> _What to produce_:
Find every line with the word "intelligence". Copy those lines.

___ Entries provided

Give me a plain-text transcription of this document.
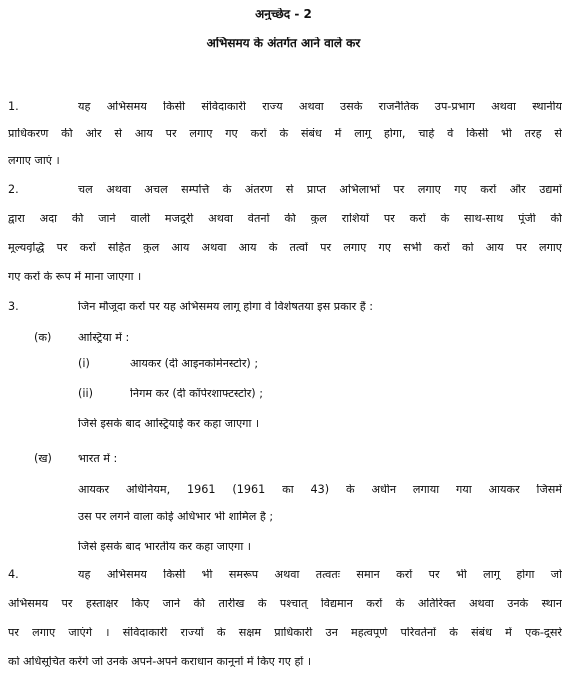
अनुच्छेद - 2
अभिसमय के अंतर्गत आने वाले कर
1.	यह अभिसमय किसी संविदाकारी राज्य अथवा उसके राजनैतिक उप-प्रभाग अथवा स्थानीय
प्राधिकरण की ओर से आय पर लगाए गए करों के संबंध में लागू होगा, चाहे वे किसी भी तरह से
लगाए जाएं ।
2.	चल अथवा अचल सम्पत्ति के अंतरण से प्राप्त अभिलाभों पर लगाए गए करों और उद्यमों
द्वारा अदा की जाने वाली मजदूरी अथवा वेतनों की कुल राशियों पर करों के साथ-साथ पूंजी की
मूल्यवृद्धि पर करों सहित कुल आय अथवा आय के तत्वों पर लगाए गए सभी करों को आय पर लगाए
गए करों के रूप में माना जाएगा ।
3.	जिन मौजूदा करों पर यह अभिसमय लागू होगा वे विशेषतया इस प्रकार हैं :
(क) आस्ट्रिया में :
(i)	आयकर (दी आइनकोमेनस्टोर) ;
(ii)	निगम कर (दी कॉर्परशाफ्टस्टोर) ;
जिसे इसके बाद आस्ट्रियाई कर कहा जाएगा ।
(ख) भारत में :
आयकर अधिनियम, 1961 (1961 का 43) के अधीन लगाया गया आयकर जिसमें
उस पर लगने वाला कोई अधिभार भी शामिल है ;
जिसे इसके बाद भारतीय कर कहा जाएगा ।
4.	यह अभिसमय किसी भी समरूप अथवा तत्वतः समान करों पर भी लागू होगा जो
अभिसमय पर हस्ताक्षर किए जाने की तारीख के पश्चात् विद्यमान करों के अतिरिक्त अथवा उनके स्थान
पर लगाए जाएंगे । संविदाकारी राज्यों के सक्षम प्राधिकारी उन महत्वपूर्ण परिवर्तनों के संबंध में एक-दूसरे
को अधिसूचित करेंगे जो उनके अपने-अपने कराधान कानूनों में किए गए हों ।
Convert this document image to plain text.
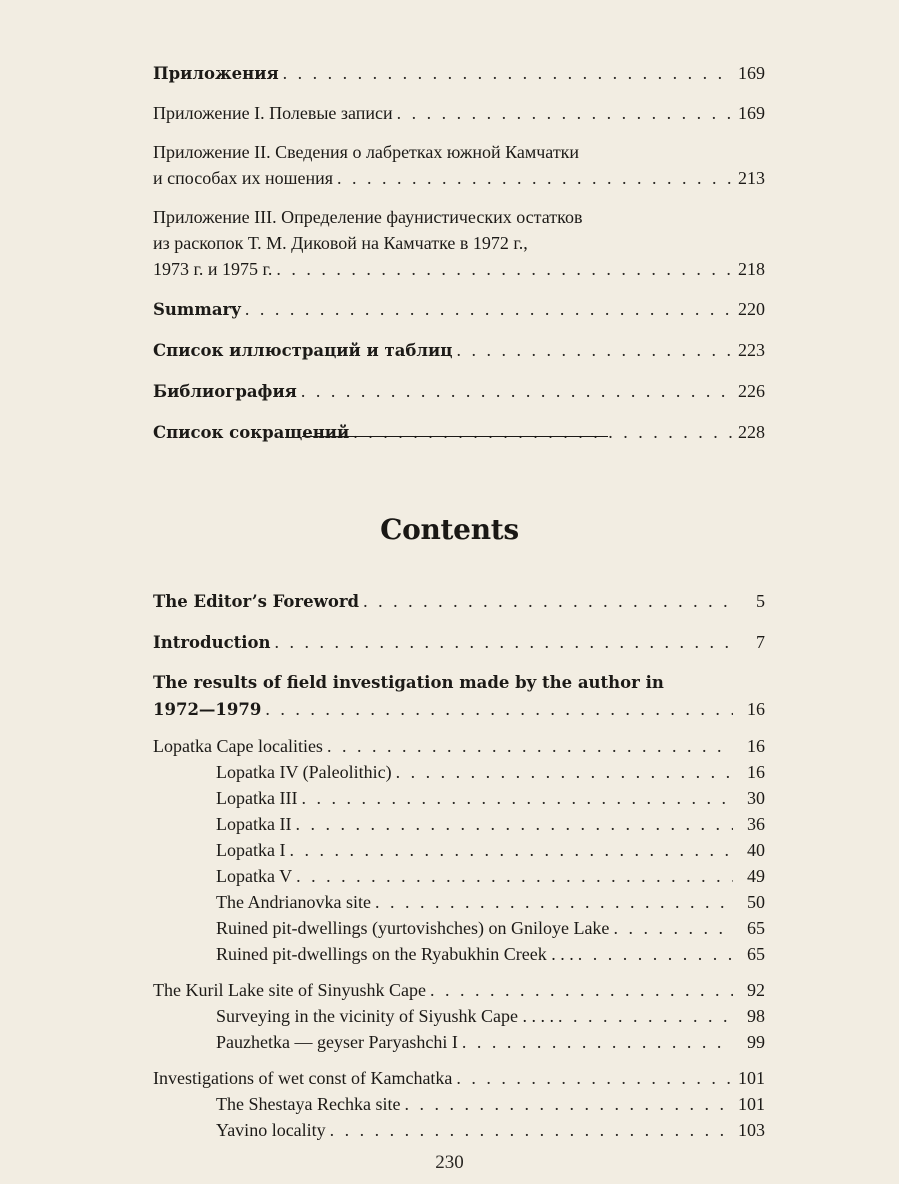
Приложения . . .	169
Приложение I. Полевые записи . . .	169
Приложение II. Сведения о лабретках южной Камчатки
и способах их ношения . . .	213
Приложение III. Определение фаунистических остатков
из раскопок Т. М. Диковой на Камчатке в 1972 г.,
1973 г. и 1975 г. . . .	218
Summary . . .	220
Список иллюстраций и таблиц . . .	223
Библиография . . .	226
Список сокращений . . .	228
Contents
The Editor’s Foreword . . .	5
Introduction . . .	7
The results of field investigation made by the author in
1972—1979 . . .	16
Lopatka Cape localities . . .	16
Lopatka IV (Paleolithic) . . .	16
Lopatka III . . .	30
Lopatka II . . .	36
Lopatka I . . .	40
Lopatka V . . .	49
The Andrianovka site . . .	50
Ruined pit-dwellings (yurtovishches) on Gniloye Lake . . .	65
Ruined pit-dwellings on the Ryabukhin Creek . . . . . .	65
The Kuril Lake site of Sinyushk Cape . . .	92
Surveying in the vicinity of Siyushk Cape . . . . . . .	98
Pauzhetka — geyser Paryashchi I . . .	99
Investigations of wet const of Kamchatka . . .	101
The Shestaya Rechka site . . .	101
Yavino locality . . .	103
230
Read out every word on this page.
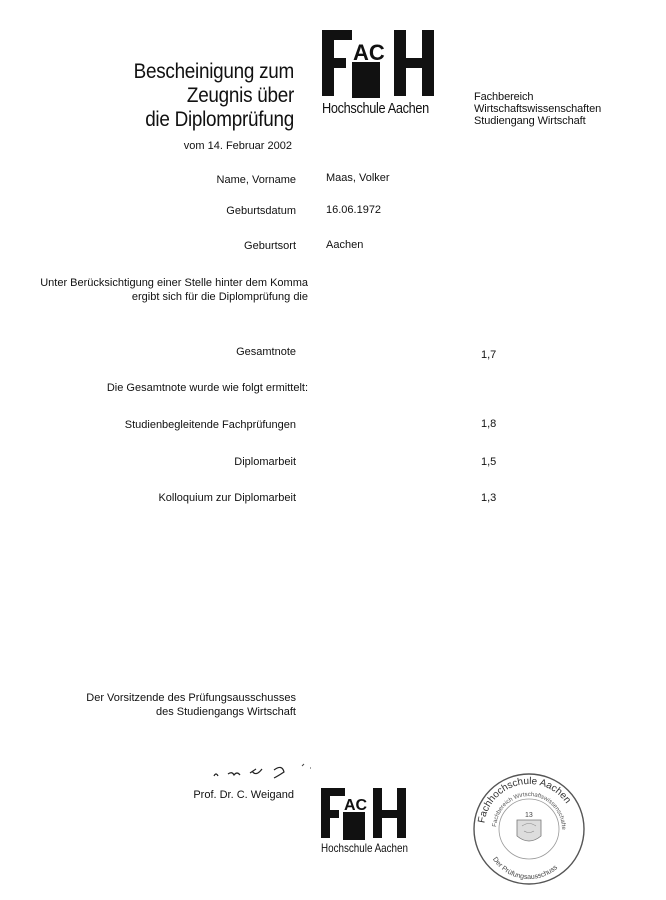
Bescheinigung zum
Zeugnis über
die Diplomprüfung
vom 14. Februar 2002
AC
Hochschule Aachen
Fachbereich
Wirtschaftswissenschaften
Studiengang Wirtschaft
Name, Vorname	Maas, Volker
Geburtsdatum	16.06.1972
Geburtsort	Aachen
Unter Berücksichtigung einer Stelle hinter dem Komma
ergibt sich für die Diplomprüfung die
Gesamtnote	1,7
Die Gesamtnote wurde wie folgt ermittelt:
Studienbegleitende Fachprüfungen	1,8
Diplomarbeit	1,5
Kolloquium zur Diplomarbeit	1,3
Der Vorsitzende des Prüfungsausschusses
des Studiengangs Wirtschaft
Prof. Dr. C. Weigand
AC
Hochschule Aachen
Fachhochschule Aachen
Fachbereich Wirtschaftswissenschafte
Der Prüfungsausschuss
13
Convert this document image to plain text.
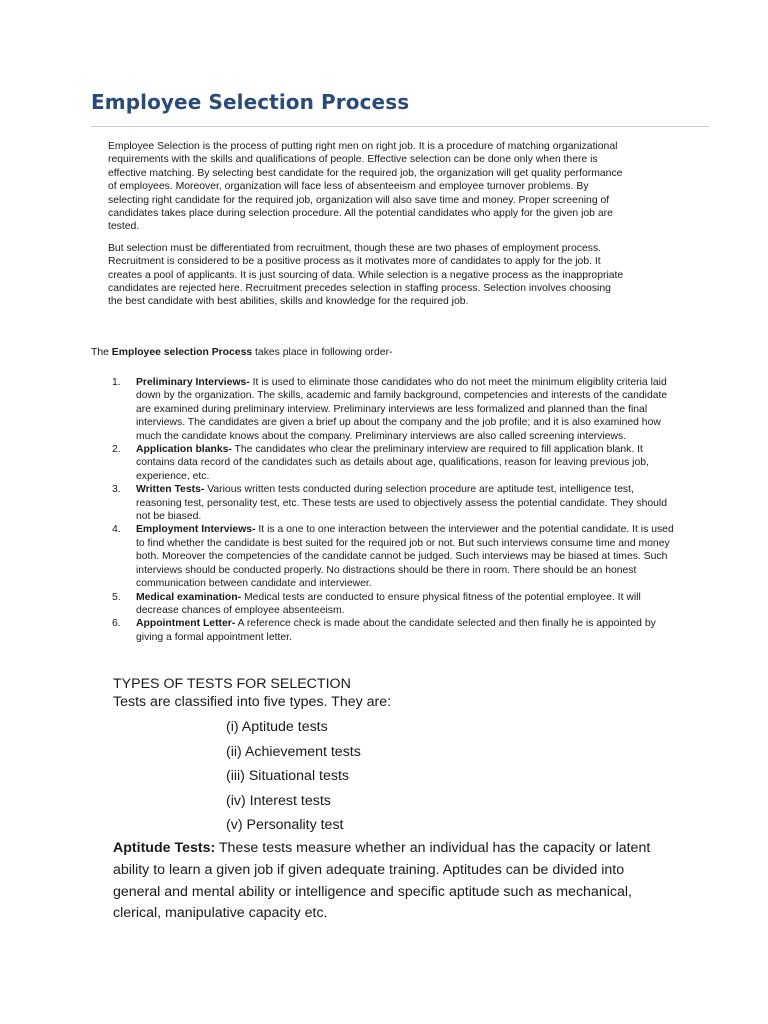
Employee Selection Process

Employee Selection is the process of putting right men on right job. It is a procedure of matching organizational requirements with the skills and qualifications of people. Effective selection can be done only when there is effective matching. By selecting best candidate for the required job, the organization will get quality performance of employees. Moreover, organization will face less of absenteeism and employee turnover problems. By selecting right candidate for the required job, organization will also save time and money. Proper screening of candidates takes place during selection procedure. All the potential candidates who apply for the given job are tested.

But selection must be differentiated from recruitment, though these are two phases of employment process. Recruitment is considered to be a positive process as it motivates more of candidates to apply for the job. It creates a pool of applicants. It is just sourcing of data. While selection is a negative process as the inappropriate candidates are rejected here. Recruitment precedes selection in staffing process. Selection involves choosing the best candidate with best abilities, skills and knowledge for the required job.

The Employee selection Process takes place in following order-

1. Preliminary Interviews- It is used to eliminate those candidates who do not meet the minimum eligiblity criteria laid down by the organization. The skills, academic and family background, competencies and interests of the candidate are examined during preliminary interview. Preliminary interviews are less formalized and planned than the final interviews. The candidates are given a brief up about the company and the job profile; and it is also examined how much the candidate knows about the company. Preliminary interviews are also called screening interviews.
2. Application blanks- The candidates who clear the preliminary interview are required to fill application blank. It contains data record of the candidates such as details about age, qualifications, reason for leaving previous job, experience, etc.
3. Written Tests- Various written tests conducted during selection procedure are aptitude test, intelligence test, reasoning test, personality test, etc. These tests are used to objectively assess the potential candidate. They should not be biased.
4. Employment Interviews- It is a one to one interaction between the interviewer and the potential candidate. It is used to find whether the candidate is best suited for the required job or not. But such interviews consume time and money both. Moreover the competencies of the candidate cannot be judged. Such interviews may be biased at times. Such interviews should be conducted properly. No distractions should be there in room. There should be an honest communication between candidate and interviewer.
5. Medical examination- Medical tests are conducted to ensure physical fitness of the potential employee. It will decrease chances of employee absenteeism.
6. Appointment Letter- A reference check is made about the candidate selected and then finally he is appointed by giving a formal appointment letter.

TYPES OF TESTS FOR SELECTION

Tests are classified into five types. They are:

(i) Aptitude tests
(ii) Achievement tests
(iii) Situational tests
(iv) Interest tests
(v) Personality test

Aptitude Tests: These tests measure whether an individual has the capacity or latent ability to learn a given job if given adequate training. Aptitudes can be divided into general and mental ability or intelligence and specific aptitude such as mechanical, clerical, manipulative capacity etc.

______

> _Written response_:
3. Written Tests- Various written tests conducted during selection procedure are aptitude test, intelligence test, reasoning test, personality test, etc. These tests are used to objectively assess the potential candidate. They should not be biased.
Aptitude Tests: These tests measure whether an individual has the capacity or latent ability to learn a given job if given adequate training. Aptitudes can be divided into general and mental ability or intelligence and specific aptitude such as mechanical, clerical, manipulative capacity etc.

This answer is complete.